出題内容: 「label-jeonnam-value: 77.7: [96, 356, 122, 368]」を含む行から書き始め、「change-value-jeju: 10.7: [361, 414, 387, 426]」を含む行で終えてください。両端の行も含め、一字も変えずに書き写してもらえますか。

提供資料:
----------

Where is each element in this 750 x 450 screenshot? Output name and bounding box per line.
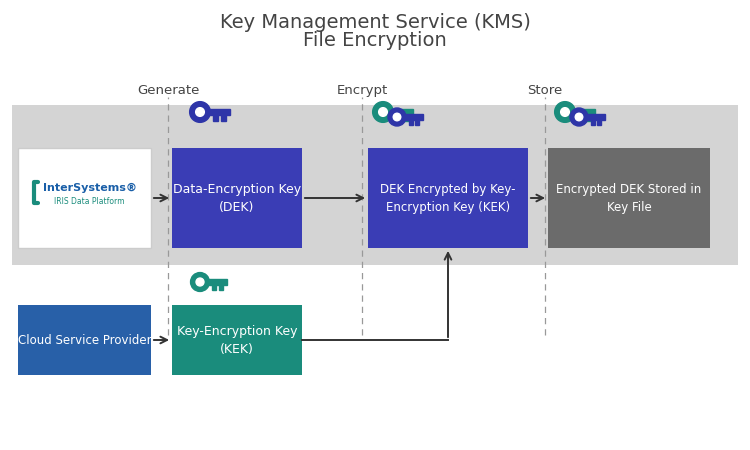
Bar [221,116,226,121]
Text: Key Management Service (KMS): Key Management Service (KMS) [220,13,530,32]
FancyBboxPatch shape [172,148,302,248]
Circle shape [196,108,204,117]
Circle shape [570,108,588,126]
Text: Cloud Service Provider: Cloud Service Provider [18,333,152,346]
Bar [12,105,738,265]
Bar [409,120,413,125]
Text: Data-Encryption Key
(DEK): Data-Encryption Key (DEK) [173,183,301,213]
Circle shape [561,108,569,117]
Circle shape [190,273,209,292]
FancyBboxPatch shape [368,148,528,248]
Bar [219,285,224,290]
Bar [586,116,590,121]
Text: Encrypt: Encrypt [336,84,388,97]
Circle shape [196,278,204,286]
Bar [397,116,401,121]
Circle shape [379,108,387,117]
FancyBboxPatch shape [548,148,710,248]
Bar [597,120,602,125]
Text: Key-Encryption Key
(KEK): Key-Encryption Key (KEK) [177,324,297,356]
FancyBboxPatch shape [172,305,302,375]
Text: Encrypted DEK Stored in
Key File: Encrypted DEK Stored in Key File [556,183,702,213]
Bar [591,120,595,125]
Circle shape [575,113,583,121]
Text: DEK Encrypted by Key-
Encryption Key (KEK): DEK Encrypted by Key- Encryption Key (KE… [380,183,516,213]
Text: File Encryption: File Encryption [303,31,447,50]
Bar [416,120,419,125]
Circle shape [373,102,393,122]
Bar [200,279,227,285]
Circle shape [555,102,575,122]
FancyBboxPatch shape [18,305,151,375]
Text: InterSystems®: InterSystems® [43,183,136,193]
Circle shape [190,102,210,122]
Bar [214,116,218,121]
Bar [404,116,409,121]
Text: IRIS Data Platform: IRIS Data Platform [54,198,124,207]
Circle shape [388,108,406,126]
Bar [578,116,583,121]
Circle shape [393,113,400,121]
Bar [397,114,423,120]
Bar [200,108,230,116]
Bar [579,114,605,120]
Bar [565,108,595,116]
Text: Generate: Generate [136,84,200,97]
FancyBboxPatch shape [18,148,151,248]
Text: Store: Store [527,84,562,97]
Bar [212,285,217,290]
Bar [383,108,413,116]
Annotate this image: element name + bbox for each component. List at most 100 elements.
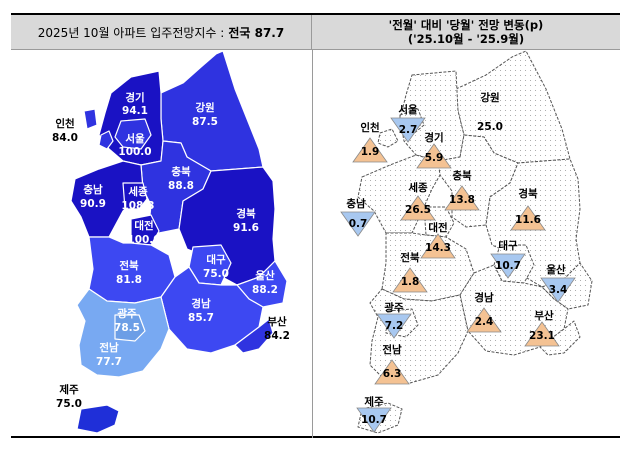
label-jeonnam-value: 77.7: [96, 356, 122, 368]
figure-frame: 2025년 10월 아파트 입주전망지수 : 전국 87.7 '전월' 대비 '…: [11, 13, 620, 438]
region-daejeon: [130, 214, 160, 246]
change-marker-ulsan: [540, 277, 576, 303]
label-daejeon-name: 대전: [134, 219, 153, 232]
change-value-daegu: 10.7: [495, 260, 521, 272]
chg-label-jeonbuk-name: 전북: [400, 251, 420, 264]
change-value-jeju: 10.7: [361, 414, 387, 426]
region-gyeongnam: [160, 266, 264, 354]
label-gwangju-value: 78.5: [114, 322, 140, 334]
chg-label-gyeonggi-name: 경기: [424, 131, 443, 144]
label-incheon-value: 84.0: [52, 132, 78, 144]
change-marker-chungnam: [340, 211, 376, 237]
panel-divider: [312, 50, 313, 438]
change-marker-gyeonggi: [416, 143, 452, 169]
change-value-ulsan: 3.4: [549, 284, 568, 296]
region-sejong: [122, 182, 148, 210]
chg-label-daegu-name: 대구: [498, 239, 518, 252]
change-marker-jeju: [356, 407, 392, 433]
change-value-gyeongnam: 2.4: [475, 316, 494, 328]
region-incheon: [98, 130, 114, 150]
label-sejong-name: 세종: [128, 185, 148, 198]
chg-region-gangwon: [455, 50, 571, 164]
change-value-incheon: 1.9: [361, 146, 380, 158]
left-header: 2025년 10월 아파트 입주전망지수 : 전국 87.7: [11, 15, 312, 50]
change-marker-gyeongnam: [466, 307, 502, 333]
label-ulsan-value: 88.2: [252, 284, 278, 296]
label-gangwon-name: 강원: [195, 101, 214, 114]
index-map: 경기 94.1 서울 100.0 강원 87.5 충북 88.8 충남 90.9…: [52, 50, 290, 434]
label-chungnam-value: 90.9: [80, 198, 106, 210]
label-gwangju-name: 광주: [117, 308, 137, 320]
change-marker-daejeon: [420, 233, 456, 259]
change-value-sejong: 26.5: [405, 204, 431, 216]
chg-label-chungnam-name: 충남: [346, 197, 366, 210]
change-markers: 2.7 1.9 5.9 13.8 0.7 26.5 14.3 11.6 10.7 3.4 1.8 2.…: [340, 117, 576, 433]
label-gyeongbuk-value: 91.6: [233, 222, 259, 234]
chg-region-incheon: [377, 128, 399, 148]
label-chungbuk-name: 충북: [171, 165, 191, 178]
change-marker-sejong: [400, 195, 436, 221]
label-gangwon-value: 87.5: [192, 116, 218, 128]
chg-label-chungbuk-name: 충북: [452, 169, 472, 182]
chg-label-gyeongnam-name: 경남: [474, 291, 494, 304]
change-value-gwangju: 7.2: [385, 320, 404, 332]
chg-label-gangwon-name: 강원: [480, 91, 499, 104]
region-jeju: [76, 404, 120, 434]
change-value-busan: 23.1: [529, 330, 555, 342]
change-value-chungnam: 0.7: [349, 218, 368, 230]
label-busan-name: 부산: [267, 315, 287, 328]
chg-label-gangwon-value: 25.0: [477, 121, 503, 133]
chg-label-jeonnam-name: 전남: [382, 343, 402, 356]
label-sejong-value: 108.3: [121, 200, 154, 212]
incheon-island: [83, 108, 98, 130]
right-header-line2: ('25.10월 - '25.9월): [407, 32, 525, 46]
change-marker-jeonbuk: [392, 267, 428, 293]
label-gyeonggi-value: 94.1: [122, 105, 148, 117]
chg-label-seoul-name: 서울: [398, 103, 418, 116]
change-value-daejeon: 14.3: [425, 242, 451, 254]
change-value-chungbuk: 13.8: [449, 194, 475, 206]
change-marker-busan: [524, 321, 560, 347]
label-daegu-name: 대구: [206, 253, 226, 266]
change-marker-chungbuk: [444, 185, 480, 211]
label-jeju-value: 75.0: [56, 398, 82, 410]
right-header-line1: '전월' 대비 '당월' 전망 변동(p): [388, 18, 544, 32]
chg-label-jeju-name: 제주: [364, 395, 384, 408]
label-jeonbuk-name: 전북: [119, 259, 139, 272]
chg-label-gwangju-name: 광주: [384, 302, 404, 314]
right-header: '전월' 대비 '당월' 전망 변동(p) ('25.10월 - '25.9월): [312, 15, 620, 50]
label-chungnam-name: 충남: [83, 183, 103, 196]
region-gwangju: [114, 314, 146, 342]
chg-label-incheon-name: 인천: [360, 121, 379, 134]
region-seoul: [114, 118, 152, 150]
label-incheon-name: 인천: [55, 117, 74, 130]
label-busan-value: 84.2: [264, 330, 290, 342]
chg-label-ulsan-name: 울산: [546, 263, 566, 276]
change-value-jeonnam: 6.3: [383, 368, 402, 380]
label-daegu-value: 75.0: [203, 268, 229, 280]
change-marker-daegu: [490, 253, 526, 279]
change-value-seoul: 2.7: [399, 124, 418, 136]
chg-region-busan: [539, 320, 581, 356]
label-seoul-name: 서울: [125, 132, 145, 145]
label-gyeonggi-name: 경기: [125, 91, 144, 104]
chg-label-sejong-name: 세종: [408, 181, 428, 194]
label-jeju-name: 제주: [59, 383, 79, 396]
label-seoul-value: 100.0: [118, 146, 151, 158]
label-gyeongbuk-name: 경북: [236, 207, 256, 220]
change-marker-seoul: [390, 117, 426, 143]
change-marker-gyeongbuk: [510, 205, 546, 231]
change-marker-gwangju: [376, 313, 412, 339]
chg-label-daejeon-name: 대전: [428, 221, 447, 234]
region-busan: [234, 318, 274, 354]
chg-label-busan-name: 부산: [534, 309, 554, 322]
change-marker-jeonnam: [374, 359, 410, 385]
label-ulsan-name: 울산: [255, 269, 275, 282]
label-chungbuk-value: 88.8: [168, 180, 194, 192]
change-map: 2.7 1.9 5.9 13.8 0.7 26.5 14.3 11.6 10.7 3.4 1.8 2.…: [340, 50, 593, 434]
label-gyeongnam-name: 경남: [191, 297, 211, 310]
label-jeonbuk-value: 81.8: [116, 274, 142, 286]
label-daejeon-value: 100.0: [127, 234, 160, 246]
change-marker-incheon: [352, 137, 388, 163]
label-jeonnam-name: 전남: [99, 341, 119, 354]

----------

課題結果:
label-jeonnam-value: 77.7: [96, 356, 122, 368]
figure-frame: 2025년 10월 아파트 입주전망지수 : 전국 87.7 '전월' 대비 '…: [11, 13, 620, 438]
region-daejeon: [130, 214, 160, 246]
change-marker-ulsan: [540, 277, 576, 303]
label-daejeon-name: 대전: [134, 219, 153, 232]
change-value-daegu: 10.7: [495, 260, 521, 272]
chg-label-jeonbuk-name: 전북: [400, 251, 420, 264]
change-value-jeju: 10.7: [361, 414, 387, 426]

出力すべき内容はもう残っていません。